(Records from a dataset)
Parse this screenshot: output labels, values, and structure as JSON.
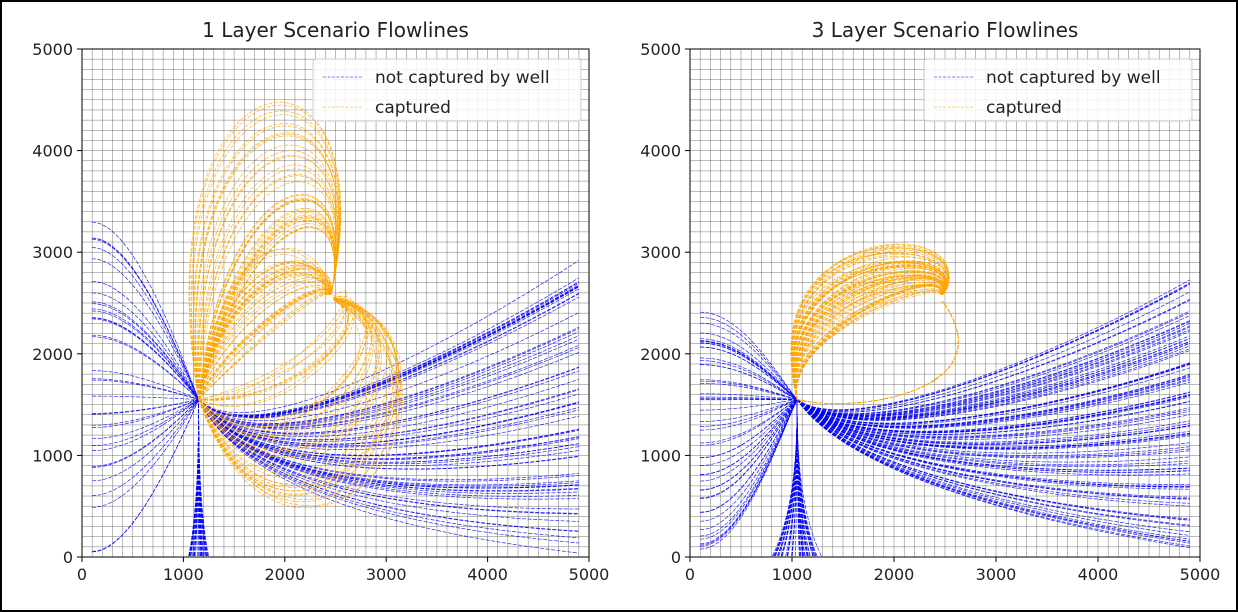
{
  "chart_data": [
    {
      "type": "line",
      "title": "1 Layer Scenario Flowlines",
      "xlabel": "",
      "ylabel": "",
      "xlim": [
        0,
        5000
      ],
      "ylim": [
        0,
        5000
      ],
      "xticks": [
        0,
        1000,
        2000,
        3000,
        4000,
        5000
      ],
      "yticks": [
        0,
        1000,
        2000,
        3000,
        4000,
        5000
      ],
      "grid": true,
      "grid_spacing": 100,
      "legend": {
        "placement": "upper-right",
        "entries": [
          "not captured by well",
          "captured"
        ]
      },
      "series": [
        {
          "name": "not captured by well",
          "color": "#0000ff",
          "style": "dashed",
          "count": 140
        },
        {
          "name": "captured",
          "color": "#ffa500",
          "style": "dashed",
          "count": 110
        }
      ],
      "well": {
        "x": 2450,
        "y": 2550
      },
      "sink": {
        "x": 1150,
        "y": 1550
      }
    },
    {
      "type": "line",
      "title": "3 Layer Scenario Flowlines",
      "xlabel": "",
      "ylabel": "",
      "xlim": [
        0,
        5000
      ],
      "ylim": [
        0,
        5000
      ],
      "xticks": [
        0,
        1000,
        2000,
        3000,
        4000,
        5000
      ],
      "yticks": [
        0,
        1000,
        2000,
        3000,
        4000,
        5000
      ],
      "grid": true,
      "grid_spacing": 100,
      "legend": {
        "placement": "upper-right",
        "entries": [
          "not captured by well",
          "captured"
        ]
      },
      "series": [
        {
          "name": "not captured by well",
          "color": "#0000ff",
          "style": "dashed",
          "count": 200
        },
        {
          "name": "captured",
          "color": "#ffa500",
          "style": "dashed",
          "count": 150
        }
      ],
      "well": {
        "x": 2450,
        "y": 2550
      },
      "sink": {
        "x": 1050,
        "y": 1550
      }
    }
  ]
}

PROBLEM DETAILS.
Write out the listing word for word, omitting the pictures it holds.

FINISHED EXERCISE.
Parse this screenshot: output labels, values, and structure as JSON.
{
  "chart_data": [
    {
      "type": "line",
      "title": "1 Layer Scenario Flowlines",
      "xlabel": "",
      "ylabel": "",
      "xlim": [
        0,
        5000
      ],
      "ylim": [
        0,
        5000
      ],
      "xticks": [
        0,
        1000,
        2000,
        3000,
        4000,
        5000
      ],
      "yticks": [
        0,
        1000,
        2000,
        3000,
        4000,
        5000
      ],
      "grid": true,
      "grid_spacing": 100,
      "legend": {
        "placement": "upper-right",
        "entries": [
          "not captured by well",
          "captured"
        ]
      },
      "series": [
        {
          "name": "not captured by well",
          "color": "#0000ff",
          "style": "dashed",
          "count": 140
        },
        {
          "name": "captured",
          "color": "#ffa500",
          "style": "dashed",
          "count": 110
        }
      ],
      "well": {
        "x": 2450,
        "y": 2550
      },
      "sink": {
        "x": 1150,
        "y": 1550
      }
    },
    {
      "type": "line",
      "title": "3 Layer Scenario Flowlines",
      "xlabel": "",
      "ylabel": "",
      "xlim": [
        0,
        5000
      ],
      "ylim": [
        0,
        5000
      ],
      "xticks": [
        0,
        1000,
        2000,
        3000,
        4000,
        5000
      ],
      "yticks": [
        0,
        1000,
        2000,
        3000,
        4000,
        5000
      ],
      "grid": true,
      "grid_spacing": 100,
      "legend": {
        "placement": "upper-right",
        "entries": [
          "not captured by well",
          "captured"
        ]
      },
      "series": [
        {
          "name": "not captured by well",
          "color": "#0000ff",
          "style": "dashed",
          "count": 200
        },
        {
          "name": "captured",
          "color": "#ffa500",
          "style": "dashed",
          "count": 150
        }
      ],
      "well": {
        "x": 2450,
        "y": 2550
      },
      "sink": {
        "x": 1050,
        "y": 1550
      }
    }
  ]
}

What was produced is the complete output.